Instructions to follow.
All material below is to be reproduced exactly.

* * * * *

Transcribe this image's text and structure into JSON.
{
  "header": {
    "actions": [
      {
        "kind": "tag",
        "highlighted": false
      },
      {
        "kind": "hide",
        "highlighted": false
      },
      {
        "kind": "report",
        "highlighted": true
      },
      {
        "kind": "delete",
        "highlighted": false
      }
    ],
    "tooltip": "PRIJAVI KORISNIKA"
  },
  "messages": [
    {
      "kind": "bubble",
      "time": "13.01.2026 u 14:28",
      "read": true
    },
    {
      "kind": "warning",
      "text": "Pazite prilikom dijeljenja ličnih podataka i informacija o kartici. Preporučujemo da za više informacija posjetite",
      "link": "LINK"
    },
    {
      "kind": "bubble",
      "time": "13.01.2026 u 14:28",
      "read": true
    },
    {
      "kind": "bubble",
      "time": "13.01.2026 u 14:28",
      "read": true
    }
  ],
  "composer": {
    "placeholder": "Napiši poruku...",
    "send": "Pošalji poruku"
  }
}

* * * * *

The response.
Transcribe this image's text and structure into JSON.
{
  "header": {
    "actions": [
      {
        "kind": "tag",
        "highlighted": false
      },
      {
        "kind": "hide",
        "highlighted": false
      },
      {
        "kind": "report",
        "highlighted": true
      },
      {
        "kind": "delete",
        "highlighted": false
      }
    ],
    "tooltip": "PRIJAVI KORISNIKA"
  },
  "messages": [
    {
      "kind": "bubble",
      "time": "13.01.2026 u 14:28",
      "read": true
    },
    {
      "kind": "warning",
      "text": "Pazite prilikom dijeljenja ličnih podataka i informacija o kartici. Preporučujemo da za više informacija posjetite",
      "link": "LINK"
    },
    {
      "kind": "bubble",
      "time": "13.01.2026 u 14:28",
      "read": true
    },
    {
      "kind": "bubble",
      "time": "13.01.2026 u 14:28",
      "read": true
    }
  ],
  "composer": {
    "placeholder": "Napiši poruku...",
    "send": "Pošalji poruku"
  }
}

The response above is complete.